++++ Input data ++++
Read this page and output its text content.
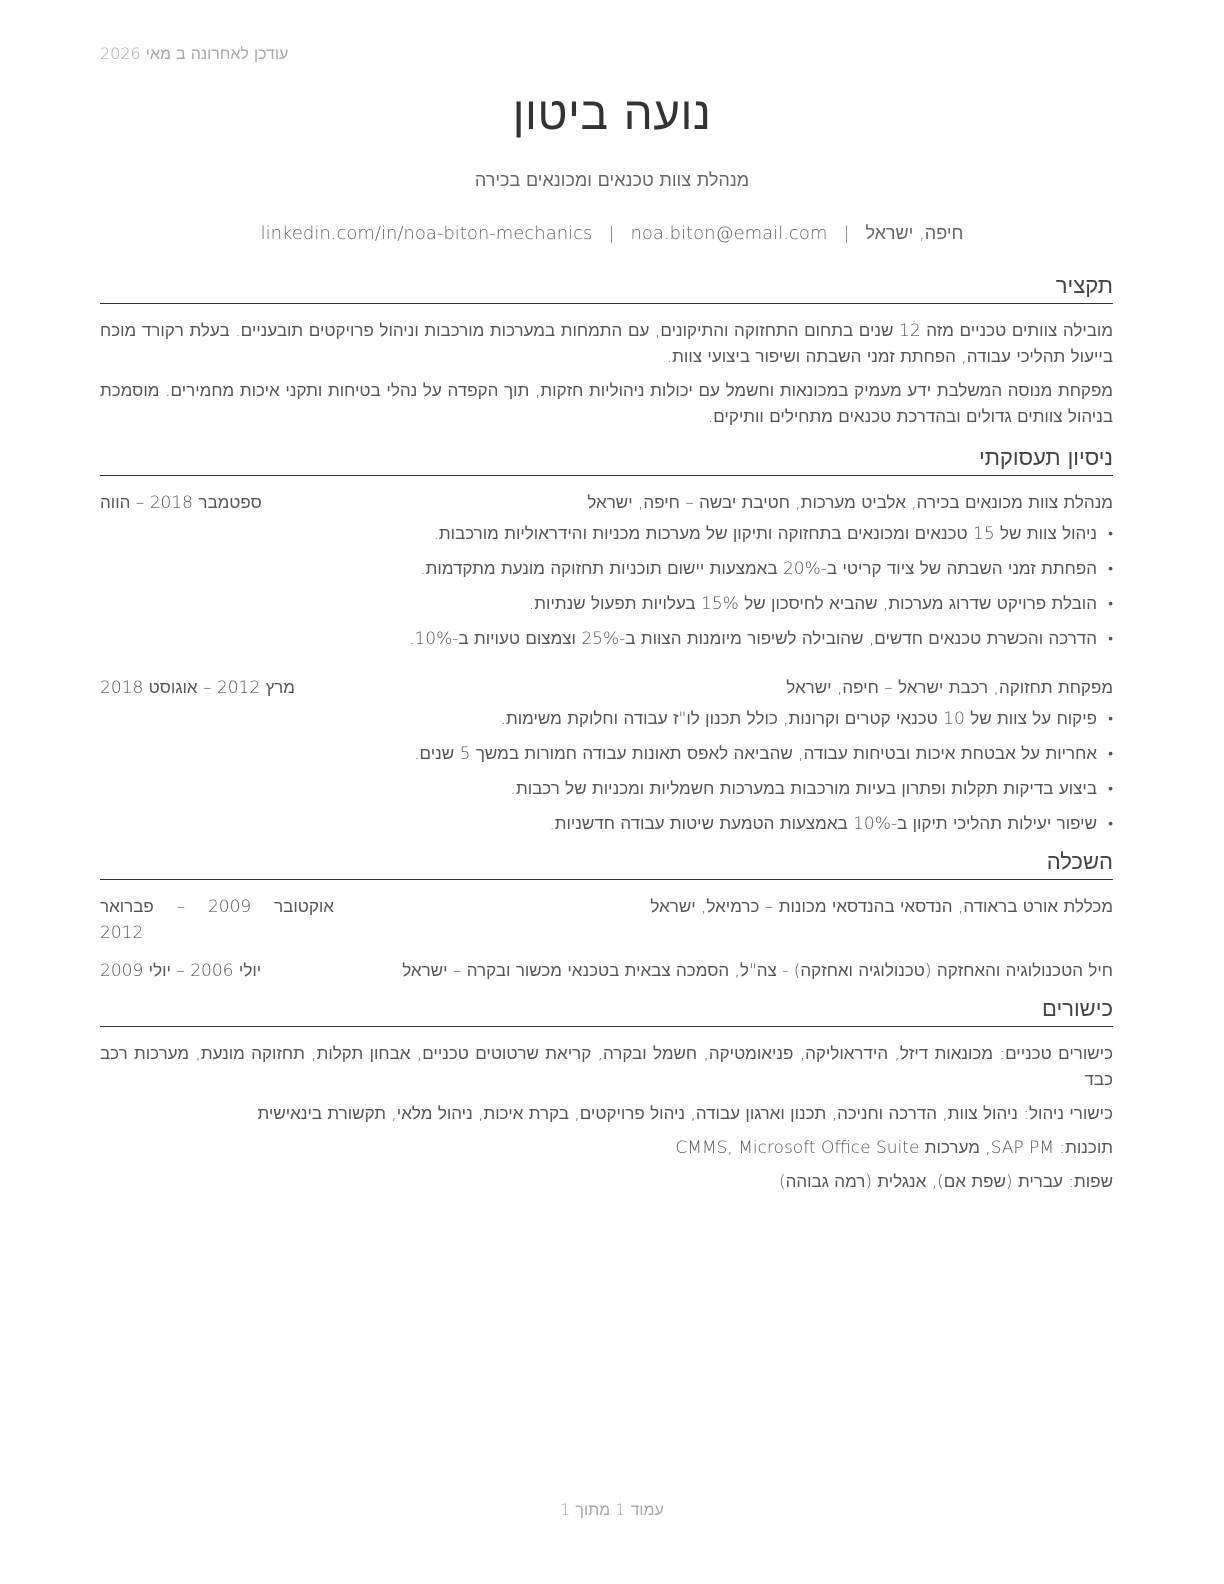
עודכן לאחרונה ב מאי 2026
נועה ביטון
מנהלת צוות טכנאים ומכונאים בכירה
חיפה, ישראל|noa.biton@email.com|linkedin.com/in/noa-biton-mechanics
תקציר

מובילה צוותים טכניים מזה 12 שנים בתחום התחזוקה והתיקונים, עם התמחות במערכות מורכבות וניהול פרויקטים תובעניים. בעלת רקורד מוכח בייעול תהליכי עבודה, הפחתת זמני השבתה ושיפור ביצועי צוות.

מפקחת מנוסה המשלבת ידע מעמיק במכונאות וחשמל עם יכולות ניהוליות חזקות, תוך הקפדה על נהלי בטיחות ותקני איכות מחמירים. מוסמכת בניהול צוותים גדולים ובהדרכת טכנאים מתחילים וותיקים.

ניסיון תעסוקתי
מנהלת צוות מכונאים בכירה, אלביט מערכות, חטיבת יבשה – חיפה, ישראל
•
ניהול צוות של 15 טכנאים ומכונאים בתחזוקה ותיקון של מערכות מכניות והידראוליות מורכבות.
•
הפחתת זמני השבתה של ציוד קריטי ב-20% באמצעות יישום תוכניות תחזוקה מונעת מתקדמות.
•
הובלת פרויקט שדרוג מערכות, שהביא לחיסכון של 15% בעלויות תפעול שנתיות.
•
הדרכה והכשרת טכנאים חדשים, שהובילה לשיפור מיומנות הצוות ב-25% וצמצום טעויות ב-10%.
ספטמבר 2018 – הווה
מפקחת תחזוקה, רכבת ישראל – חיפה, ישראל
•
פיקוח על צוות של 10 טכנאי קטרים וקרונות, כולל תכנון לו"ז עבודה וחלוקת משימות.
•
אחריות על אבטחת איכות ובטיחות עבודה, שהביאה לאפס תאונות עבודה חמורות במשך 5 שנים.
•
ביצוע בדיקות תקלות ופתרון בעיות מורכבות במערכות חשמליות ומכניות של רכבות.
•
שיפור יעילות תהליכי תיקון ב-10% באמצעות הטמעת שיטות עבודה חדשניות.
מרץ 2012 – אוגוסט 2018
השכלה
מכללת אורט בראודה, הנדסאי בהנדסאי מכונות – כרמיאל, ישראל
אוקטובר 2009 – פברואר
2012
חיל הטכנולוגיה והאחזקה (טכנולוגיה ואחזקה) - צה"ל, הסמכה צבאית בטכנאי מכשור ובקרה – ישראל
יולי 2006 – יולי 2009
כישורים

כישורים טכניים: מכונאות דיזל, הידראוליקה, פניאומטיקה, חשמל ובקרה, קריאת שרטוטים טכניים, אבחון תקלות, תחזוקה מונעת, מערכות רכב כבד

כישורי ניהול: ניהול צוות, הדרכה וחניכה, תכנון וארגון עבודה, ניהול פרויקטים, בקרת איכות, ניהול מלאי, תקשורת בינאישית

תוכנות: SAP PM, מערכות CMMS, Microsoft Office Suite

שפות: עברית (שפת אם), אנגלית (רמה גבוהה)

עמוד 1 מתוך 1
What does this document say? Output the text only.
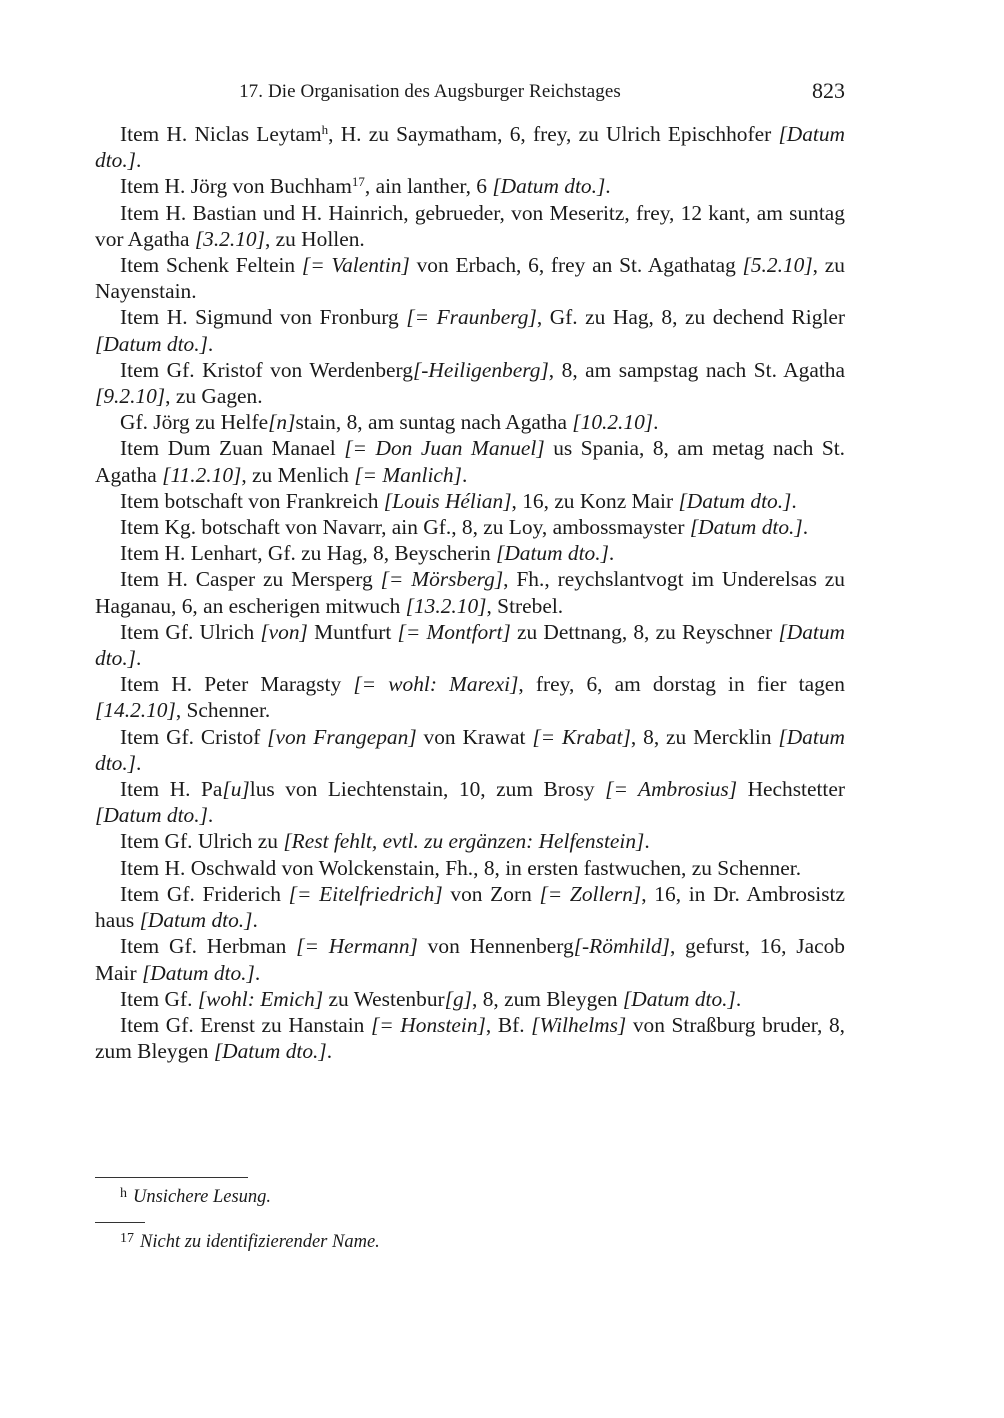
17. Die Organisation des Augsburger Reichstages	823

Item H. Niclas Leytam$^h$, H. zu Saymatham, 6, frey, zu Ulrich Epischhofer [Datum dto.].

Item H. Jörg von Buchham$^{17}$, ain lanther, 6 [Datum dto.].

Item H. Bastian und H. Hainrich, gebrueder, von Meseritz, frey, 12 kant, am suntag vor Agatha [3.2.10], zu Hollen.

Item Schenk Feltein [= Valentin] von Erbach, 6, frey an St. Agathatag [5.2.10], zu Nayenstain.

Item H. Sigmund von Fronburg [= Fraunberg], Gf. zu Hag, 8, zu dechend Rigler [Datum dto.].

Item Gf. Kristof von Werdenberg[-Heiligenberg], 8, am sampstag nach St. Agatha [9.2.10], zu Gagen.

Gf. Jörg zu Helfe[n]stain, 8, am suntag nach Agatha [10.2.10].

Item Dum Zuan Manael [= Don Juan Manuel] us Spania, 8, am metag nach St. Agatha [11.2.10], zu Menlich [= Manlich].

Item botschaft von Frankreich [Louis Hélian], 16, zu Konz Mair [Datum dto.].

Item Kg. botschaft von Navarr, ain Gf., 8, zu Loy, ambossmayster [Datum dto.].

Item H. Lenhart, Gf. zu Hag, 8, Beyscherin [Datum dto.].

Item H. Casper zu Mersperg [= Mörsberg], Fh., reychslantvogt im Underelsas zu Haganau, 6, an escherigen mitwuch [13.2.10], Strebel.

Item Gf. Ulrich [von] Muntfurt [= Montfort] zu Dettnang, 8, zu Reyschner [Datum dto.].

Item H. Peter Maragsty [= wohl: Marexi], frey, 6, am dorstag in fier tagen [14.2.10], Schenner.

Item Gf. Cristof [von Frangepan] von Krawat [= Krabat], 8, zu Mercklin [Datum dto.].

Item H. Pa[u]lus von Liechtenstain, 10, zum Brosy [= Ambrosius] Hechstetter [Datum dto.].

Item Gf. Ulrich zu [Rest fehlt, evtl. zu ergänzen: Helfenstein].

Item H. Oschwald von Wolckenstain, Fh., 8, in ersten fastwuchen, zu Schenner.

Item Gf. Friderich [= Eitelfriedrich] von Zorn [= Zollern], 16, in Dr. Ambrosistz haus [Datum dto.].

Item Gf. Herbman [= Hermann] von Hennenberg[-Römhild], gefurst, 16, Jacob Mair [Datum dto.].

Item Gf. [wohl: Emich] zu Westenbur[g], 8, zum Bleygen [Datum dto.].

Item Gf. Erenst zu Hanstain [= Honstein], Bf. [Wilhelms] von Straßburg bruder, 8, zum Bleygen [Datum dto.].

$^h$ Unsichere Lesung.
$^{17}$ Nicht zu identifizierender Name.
++++
_Given problem_
From the records given above, copy all lines containing "Schenner".

_Answer to this exercise_
Item H. Peter Maragsty [= wohl: Marexi], frey, 6, am dorstag in fier tagen [14.2.10], Schenner.
Item H. Oschwald von Wolckenstain, Fh., 8, in ersten fastwuchen, zu Schenner.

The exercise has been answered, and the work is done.